• _What to work on_
Restate all the material verbatim, except for the pictures.

• _Input rows_
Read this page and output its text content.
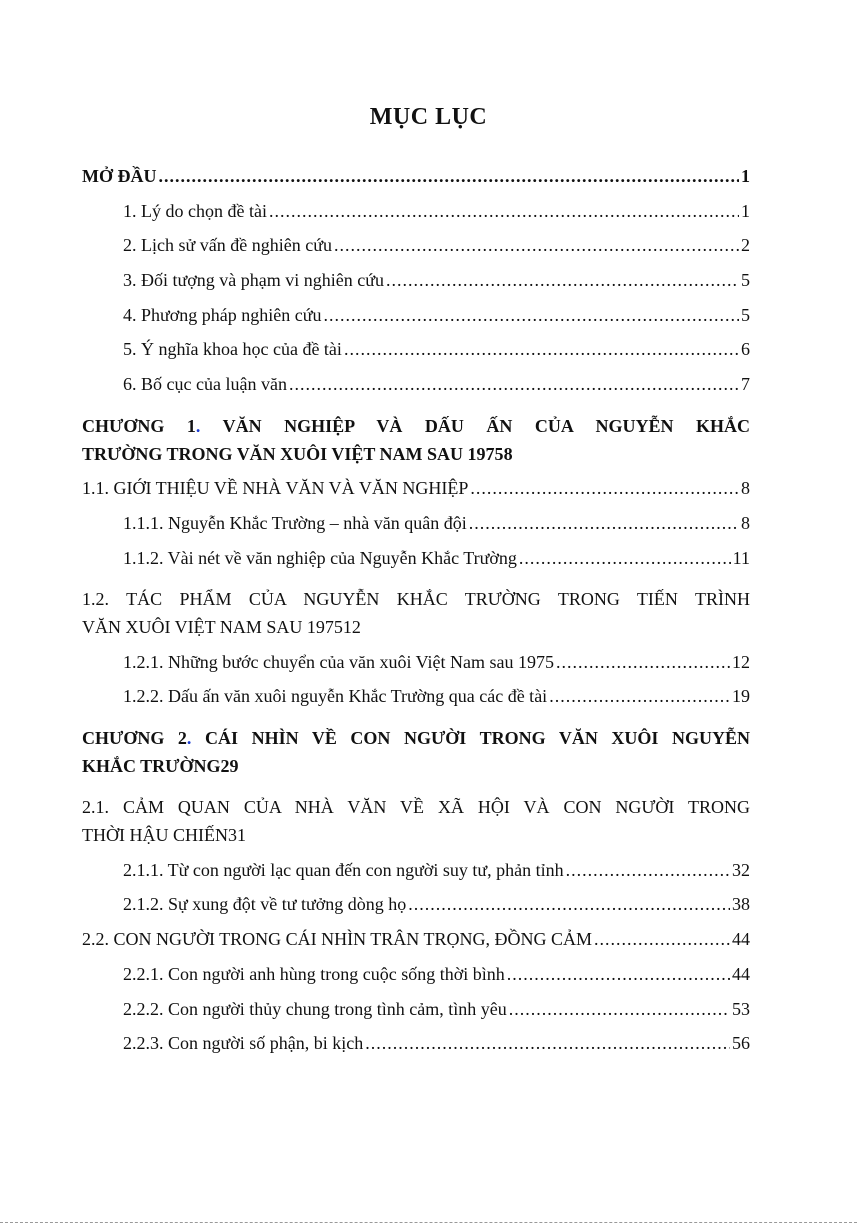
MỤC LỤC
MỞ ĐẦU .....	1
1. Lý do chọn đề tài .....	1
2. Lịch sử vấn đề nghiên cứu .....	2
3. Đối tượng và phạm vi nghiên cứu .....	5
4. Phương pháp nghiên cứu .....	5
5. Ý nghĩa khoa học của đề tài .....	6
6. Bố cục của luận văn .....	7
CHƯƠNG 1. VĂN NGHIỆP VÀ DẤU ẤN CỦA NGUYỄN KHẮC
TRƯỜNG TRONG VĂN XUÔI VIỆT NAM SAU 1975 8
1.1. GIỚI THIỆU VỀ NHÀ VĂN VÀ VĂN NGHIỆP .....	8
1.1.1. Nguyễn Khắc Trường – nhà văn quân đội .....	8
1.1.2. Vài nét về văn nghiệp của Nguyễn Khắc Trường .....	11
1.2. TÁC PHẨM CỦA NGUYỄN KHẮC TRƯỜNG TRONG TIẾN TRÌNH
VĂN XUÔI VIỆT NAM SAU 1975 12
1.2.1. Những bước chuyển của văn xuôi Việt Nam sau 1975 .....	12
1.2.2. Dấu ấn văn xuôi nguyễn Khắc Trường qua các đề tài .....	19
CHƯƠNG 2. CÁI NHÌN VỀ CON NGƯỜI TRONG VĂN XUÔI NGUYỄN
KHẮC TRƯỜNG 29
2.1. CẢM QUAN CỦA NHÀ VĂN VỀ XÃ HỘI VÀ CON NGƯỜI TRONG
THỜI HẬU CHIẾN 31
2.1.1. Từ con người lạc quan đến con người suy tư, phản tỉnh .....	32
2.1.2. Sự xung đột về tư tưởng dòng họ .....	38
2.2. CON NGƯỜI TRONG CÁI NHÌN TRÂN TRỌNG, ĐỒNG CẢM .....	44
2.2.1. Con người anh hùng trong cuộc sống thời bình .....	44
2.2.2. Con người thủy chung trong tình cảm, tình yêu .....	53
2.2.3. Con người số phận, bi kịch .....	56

• _The solution_
Read this page and output its text content.
MỤC LỤC
MỞ ĐẦU .....	1
1. Lý do chọn đề tài .....	1
2. Lịch sử vấn đề nghiên cứu .....	2
3. Đối tượng và phạm vi nghiên cứu .....	5
4. Phương pháp nghiên cứu .....	5
5. Ý nghĩa khoa học của đề tài .....	6
6. Bố cục của luận văn .....	7
CHƯƠNG 1. VĂN NGHIỆP VÀ DẤU ẤN CỦA NGUYỄN KHẮC
TRƯỜNG TRONG VĂN XUÔI VIỆT NAM SAU 1975 8
1.1. GIỚI THIỆU VỀ NHÀ VĂN VÀ VĂN NGHIỆP .....	8
1.1.1. Nguyễn Khắc Trường – nhà văn quân đội .....	8
1.1.2. Vài nét về văn nghiệp của Nguyễn Khắc Trường .....	11
1.2. TÁC PHẨM CỦA NGUYỄN KHẮC TRƯỜNG TRONG TIẾN TRÌNH
VĂN XUÔI VIỆT NAM SAU 1975 12
1.2.1. Những bước chuyển của văn xuôi Việt Nam sau 1975 .....	12
1.2.2. Dấu ấn văn xuôi nguyễn Khắc Trường qua các đề tài .....	19
CHƯƠNG 2. CÁI NHÌN VỀ CON NGƯỜI TRONG VĂN XUÔI NGUYỄN
KHẮC TRƯỜNG 29
2.1. CẢM QUAN CỦA NHÀ VĂN VỀ XÃ HỘI VÀ CON NGƯỜI TRONG
THỜI HẬU CHIẾN 31
2.1.1. Từ con người lạc quan đến con người suy tư, phản tỉnh .....	32
2.1.2. Sự xung đột về tư tưởng dòng họ .....	38
2.2. CON NGƯỜI TRONG CÁI NHÌN TRÂN TRỌNG, ĐỒNG CẢM .....	44
2.2.1. Con người anh hùng trong cuộc sống thời bình .....	44
2.2.2. Con người thủy chung trong tình cảm, tình yêu .....	53
2.2.3. Con người số phận, bi kịch .....	56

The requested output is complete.